**Listed records**.
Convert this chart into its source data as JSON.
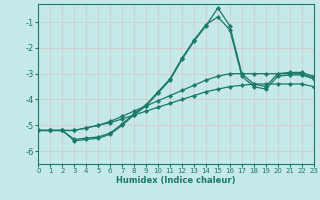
{
  "xlabel": "Humidex (Indice chaleur)",
  "xlim": [
    0,
    23
  ],
  "ylim": [
    -6.5,
    -0.3
  ],
  "yticks": [
    -6,
    -5,
    -4,
    -3,
    -2,
    -1
  ],
  "xticks": [
    0,
    1,
    2,
    3,
    4,
    5,
    6,
    7,
    8,
    9,
    10,
    11,
    12,
    13,
    14,
    15,
    16,
    17,
    18,
    19,
    20,
    21,
    22,
    23
  ],
  "background_color": "#c5e8e8",
  "grid_color": "#b0d0d0",
  "line_color": "#1a7a6a",
  "lines": [
    {
      "x": [
        0,
        1,
        2,
        3,
        4,
        5,
        6,
        7,
        8,
        9,
        10,
        11,
        12,
        13,
        14,
        15,
        16,
        17,
        18,
        19,
        20,
        21,
        22,
        23
      ],
      "y": [
        -5.2,
        -5.2,
        -5.2,
        -5.2,
        -5.1,
        -5.0,
        -4.9,
        -4.75,
        -4.6,
        -4.45,
        -4.3,
        -4.15,
        -4.0,
        -3.85,
        -3.7,
        -3.6,
        -3.5,
        -3.45,
        -3.4,
        -3.4,
        -3.4,
        -3.4,
        -3.4,
        -3.5
      ]
    },
    {
      "x": [
        0,
        1,
        2,
        3,
        4,
        5,
        6,
        7,
        8,
        9,
        10,
        11,
        12,
        13,
        14,
        15,
        16,
        17,
        18,
        19,
        20,
        21,
        22,
        23
      ],
      "y": [
        -5.2,
        -5.2,
        -5.2,
        -5.2,
        -5.1,
        -5.0,
        -4.85,
        -4.65,
        -4.45,
        -4.25,
        -4.05,
        -3.85,
        -3.65,
        -3.45,
        -3.25,
        -3.1,
        -3.0,
        -3.0,
        -3.0,
        -3.0,
        -3.0,
        -3.0,
        -3.0,
        -3.15
      ]
    },
    {
      "x": [
        0,
        1,
        2,
        3,
        4,
        5,
        6,
        7,
        8,
        9,
        10,
        11,
        12,
        13,
        14,
        15,
        16,
        17,
        18,
        19,
        20,
        21,
        22,
        23
      ],
      "y": [
        -5.2,
        -5.2,
        -5.2,
        -5.55,
        -5.5,
        -5.45,
        -5.3,
        -4.95,
        -4.55,
        -4.2,
        -3.7,
        -3.2,
        -2.4,
        -1.7,
        -1.1,
        -0.8,
        -1.3,
        -3.1,
        -3.5,
        -3.6,
        -3.1,
        -3.05,
        -3.05,
        -3.2
      ]
    },
    {
      "x": [
        0,
        1,
        2,
        3,
        4,
        5,
        6,
        7,
        8,
        9,
        10,
        11,
        12,
        13,
        14,
        15,
        16,
        17,
        18,
        19,
        20,
        21,
        22,
        23
      ],
      "y": [
        -5.2,
        -5.2,
        -5.2,
        -5.6,
        -5.55,
        -5.5,
        -5.35,
        -5.0,
        -4.6,
        -4.25,
        -3.75,
        -3.25,
        -2.45,
        -1.75,
        -1.15,
        -0.45,
        -1.15,
        -3.0,
        -3.4,
        -3.5,
        -3.0,
        -2.95,
        -2.95,
        -3.1
      ]
    }
  ]
}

**Challenge**.
In your copy, leave out the pictures and reproduce the material above exactly.

**Solution below**.
Convert this chart into its source data as JSON.
{
  "xlabel": "Humidex (Indice chaleur)",
  "xlim": [
    0,
    23
  ],
  "ylim": [
    -6.5,
    -0.3
  ],
  "yticks": [
    -6,
    -5,
    -4,
    -3,
    -2,
    -1
  ],
  "xticks": [
    0,
    1,
    2,
    3,
    4,
    5,
    6,
    7,
    8,
    9,
    10,
    11,
    12,
    13,
    14,
    15,
    16,
    17,
    18,
    19,
    20,
    21,
    22,
    23
  ],
  "background_color": "#c5e8e8",
  "grid_color": "#b0d0d0",
  "line_color": "#1a7a6a",
  "lines": [
    {
      "x": [
        0,
        1,
        2,
        3,
        4,
        5,
        6,
        7,
        8,
        9,
        10,
        11,
        12,
        13,
        14,
        15,
        16,
        17,
        18,
        19,
        20,
        21,
        22,
        23
      ],
      "y": [
        -5.2,
        -5.2,
        -5.2,
        -5.2,
        -5.1,
        -5.0,
        -4.9,
        -4.75,
        -4.6,
        -4.45,
        -4.3,
        -4.15,
        -4.0,
        -3.85,
        -3.7,
        -3.6,
        -3.5,
        -3.45,
        -3.4,
        -3.4,
        -3.4,
        -3.4,
        -3.4,
        -3.5
      ]
    },
    {
      "x": [
        0,
        1,
        2,
        3,
        4,
        5,
        6,
        7,
        8,
        9,
        10,
        11,
        12,
        13,
        14,
        15,
        16,
        17,
        18,
        19,
        20,
        21,
        22,
        23
      ],
      "y": [
        -5.2,
        -5.2,
        -5.2,
        -5.2,
        -5.1,
        -5.0,
        -4.85,
        -4.65,
        -4.45,
        -4.25,
        -4.05,
        -3.85,
        -3.65,
        -3.45,
        -3.25,
        -3.1,
        -3.0,
        -3.0,
        -3.0,
        -3.0,
        -3.0,
        -3.0,
        -3.0,
        -3.15
      ]
    },
    {
      "x": [
        0,
        1,
        2,
        3,
        4,
        5,
        6,
        7,
        8,
        9,
        10,
        11,
        12,
        13,
        14,
        15,
        16,
        17,
        18,
        19,
        20,
        21,
        22,
        23
      ],
      "y": [
        -5.2,
        -5.2,
        -5.2,
        -5.55,
        -5.5,
        -5.45,
        -5.3,
        -4.95,
        -4.55,
        -4.2,
        -3.7,
        -3.2,
        -2.4,
        -1.7,
        -1.1,
        -0.8,
        -1.3,
        -3.1,
        -3.5,
        -3.6,
        -3.1,
        -3.05,
        -3.05,
        -3.2
      ]
    },
    {
      "x": [
        0,
        1,
        2,
        3,
        4,
        5,
        6,
        7,
        8,
        9,
        10,
        11,
        12,
        13,
        14,
        15,
        16,
        17,
        18,
        19,
        20,
        21,
        22,
        23
      ],
      "y": [
        -5.2,
        -5.2,
        -5.2,
        -5.6,
        -5.55,
        -5.5,
        -5.35,
        -5.0,
        -4.6,
        -4.25,
        -3.75,
        -3.25,
        -2.45,
        -1.75,
        -1.15,
        -0.45,
        -1.15,
        -3.0,
        -3.4,
        -3.5,
        -3.0,
        -2.95,
        -2.95,
        -3.1
      ]
    }
  ]
}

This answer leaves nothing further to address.